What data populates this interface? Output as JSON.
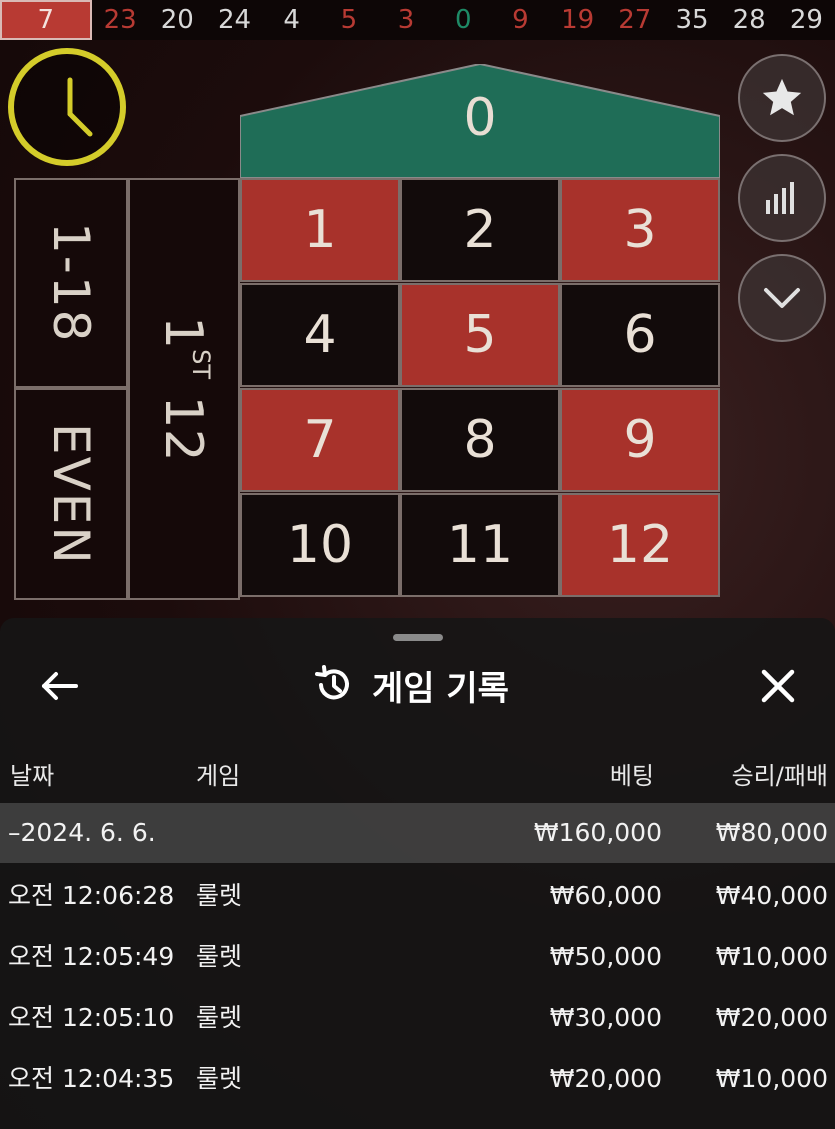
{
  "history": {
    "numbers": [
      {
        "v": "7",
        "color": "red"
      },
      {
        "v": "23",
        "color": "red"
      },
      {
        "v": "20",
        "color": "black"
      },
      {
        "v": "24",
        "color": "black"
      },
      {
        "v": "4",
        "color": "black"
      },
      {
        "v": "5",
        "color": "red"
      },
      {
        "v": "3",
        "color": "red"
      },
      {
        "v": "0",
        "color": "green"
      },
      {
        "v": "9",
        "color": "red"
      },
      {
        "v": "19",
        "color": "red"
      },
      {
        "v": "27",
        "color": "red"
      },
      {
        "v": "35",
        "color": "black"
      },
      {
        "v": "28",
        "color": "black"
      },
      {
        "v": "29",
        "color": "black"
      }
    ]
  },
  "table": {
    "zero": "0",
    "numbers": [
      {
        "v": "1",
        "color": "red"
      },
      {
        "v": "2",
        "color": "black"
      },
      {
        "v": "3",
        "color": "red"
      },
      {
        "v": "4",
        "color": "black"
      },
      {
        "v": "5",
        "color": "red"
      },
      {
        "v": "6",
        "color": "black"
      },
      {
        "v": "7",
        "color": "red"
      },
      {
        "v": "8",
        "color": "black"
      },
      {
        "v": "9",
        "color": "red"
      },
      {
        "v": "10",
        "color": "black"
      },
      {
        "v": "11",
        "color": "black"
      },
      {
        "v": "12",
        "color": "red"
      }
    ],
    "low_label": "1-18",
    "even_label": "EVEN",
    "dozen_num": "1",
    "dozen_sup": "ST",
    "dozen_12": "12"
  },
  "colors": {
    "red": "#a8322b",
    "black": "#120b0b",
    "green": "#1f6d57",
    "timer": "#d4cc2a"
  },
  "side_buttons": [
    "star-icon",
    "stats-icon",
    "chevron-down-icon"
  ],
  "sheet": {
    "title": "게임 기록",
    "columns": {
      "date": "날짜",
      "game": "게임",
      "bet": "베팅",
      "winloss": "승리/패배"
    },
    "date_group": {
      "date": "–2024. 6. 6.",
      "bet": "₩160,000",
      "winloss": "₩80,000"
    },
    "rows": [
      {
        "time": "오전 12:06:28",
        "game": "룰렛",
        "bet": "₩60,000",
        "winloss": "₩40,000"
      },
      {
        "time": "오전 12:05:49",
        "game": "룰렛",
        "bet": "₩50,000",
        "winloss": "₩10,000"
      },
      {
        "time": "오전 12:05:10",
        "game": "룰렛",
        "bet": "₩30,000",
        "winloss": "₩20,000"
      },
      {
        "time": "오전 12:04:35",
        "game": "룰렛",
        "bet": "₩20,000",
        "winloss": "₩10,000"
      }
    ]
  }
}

> Instructions for the task
Pictures appear in the records above. Output everything except them, exactly.

> Written answer
What data populates this interface? Output as JSON.
{
  "history": {
    "numbers": [
      {
        "v": "7",
        "color": "red"
      },
      {
        "v": "23",
        "color": "red"
      },
      {
        "v": "20",
        "color": "black"
      },
      {
        "v": "24",
        "color": "black"
      },
      {
        "v": "4",
        "color": "black"
      },
      {
        "v": "5",
        "color": "red"
      },
      {
        "v": "3",
        "color": "red"
      },
      {
        "v": "0",
        "color": "green"
      },
      {
        "v": "9",
        "color": "red"
      },
      {
        "v": "19",
        "color": "red"
      },
      {
        "v": "27",
        "color": "red"
      },
      {
        "v": "35",
        "color": "black"
      },
      {
        "v": "28",
        "color": "black"
      },
      {
        "v": "29",
        "color": "black"
      }
    ]
  },
  "table": {
    "zero": "0",
    "numbers": [
      {
        "v": "1",
        "color": "red"
      },
      {
        "v": "2",
        "color": "black"
      },
      {
        "v": "3",
        "color": "red"
      },
      {
        "v": "4",
        "color": "black"
      },
      {
        "v": "5",
        "color": "red"
      },
      {
        "v": "6",
        "color": "black"
      },
      {
        "v": "7",
        "color": "red"
      },
      {
        "v": "8",
        "color": "black"
      },
      {
        "v": "9",
        "color": "red"
      },
      {
        "v": "10",
        "color": "black"
      },
      {
        "v": "11",
        "color": "black"
      },
      {
        "v": "12",
        "color": "red"
      }
    ],
    "low_label": "1-18",
    "even_label": "EVEN",
    "dozen_num": "1",
    "dozen_sup": "ST",
    "dozen_12": "12"
  },
  "colors": {
    "red": "#a8322b",
    "black": "#120b0b",
    "green": "#1f6d57",
    "timer": "#d4cc2a"
  },
  "side_buttons": [
    "star-icon",
    "stats-icon",
    "chevron-down-icon"
  ],
  "sheet": {
    "title": "게임 기록",
    "columns": {
      "date": "날짜",
      "game": "게임",
      "bet": "베팅",
      "winloss": "승리/패배"
    },
    "date_group": {
      "date": "–2024. 6. 6.",
      "bet": "₩160,000",
      "winloss": "₩80,000"
    },
    "rows": [
      {
        "time": "오전 12:06:28",
        "game": "룰렛",
        "bet": "₩60,000",
        "winloss": "₩40,000"
      },
      {
        "time": "오전 12:05:49",
        "game": "룰렛",
        "bet": "₩50,000",
        "winloss": "₩10,000"
      },
      {
        "time": "오전 12:05:10",
        "game": "룰렛",
        "bet": "₩30,000",
        "winloss": "₩20,000"
      },
      {
        "time": "오전 12:04:35",
        "game": "룰렛",
        "bet": "₩20,000",
        "winloss": "₩10,000"
      }
    ]
  }
}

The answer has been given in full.